## Begin

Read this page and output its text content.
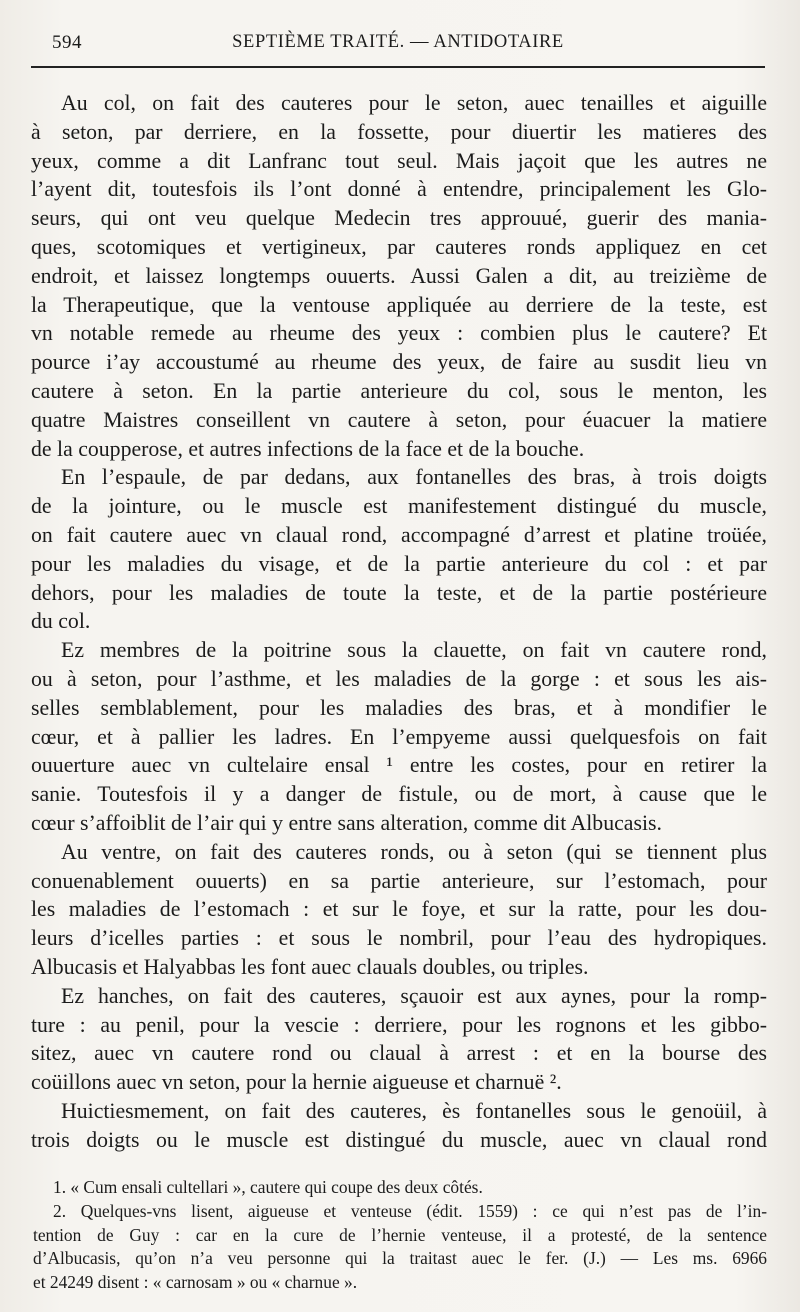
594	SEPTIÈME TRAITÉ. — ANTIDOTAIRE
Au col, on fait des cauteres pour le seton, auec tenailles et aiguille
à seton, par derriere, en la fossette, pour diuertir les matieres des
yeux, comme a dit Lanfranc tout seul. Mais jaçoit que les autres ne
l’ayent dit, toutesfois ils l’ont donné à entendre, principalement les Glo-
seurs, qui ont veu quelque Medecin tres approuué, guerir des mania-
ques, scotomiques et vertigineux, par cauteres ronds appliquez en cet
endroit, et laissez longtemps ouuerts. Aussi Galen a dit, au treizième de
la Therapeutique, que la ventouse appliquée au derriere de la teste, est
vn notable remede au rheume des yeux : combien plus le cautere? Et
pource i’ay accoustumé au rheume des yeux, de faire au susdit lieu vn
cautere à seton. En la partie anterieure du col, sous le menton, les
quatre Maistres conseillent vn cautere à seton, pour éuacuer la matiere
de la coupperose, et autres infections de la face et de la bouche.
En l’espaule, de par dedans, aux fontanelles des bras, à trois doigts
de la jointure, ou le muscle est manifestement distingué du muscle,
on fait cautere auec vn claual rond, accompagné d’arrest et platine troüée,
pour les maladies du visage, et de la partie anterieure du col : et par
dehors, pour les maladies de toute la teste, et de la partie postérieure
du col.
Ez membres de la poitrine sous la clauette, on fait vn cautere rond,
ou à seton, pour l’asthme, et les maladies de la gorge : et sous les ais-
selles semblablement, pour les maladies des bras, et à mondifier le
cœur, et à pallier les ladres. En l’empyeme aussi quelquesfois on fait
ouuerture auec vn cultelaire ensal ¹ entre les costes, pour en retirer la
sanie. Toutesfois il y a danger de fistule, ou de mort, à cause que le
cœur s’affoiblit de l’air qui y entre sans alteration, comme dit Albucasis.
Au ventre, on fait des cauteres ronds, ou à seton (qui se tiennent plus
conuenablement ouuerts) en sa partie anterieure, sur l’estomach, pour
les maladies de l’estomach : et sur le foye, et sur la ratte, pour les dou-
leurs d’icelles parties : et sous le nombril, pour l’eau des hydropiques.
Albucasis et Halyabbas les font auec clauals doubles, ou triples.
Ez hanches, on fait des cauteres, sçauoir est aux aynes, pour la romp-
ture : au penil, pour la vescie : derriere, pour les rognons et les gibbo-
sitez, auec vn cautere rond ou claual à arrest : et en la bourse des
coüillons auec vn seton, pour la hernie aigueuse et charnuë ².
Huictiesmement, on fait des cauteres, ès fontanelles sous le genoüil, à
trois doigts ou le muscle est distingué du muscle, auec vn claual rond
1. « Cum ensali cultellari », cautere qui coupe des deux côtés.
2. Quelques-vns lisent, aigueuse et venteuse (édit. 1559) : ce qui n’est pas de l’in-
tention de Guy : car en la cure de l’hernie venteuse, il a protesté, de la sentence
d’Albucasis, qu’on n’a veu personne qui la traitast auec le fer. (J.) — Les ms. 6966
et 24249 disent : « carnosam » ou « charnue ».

## End
## Begin

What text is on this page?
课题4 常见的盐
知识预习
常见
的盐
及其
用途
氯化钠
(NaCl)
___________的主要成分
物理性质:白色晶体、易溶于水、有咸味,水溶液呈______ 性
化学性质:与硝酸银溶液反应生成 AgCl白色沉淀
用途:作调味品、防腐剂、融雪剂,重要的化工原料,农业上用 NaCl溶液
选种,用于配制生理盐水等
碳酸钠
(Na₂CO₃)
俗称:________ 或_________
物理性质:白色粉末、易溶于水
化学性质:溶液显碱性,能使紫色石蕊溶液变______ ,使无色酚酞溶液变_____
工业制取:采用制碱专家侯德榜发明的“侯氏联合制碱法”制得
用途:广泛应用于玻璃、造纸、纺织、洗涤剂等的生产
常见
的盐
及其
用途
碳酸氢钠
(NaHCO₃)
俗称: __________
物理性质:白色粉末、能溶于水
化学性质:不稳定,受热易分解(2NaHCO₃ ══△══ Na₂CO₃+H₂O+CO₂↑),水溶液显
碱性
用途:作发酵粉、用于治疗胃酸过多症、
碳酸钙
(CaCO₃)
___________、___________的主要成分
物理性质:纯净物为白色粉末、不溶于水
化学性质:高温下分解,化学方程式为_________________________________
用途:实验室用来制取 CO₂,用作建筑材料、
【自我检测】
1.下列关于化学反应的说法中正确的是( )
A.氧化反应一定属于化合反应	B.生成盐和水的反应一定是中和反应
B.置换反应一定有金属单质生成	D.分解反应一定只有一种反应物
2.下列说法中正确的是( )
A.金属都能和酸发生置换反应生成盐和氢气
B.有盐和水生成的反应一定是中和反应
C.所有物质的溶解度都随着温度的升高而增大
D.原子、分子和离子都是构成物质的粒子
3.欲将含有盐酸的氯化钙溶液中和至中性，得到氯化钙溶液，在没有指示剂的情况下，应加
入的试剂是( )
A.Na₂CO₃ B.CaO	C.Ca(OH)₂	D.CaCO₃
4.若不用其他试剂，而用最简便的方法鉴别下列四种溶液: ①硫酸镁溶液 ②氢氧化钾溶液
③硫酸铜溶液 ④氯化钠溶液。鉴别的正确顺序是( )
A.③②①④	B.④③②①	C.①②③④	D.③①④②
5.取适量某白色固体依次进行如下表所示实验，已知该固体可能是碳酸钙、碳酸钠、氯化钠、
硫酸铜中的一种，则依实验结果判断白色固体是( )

## End

Task to complete:
Filter the records, keeping only lines that contain "yeux", and show those lines.

Task solution:
yeux, comme a dit Lanfranc tout seul. Mais jaçoit que les autres ne
vn notable remede au rheume des yeux : combien plus le cautere? Et
pource i’ay accoustumé au rheume des yeux, de faire au susdit lieu vn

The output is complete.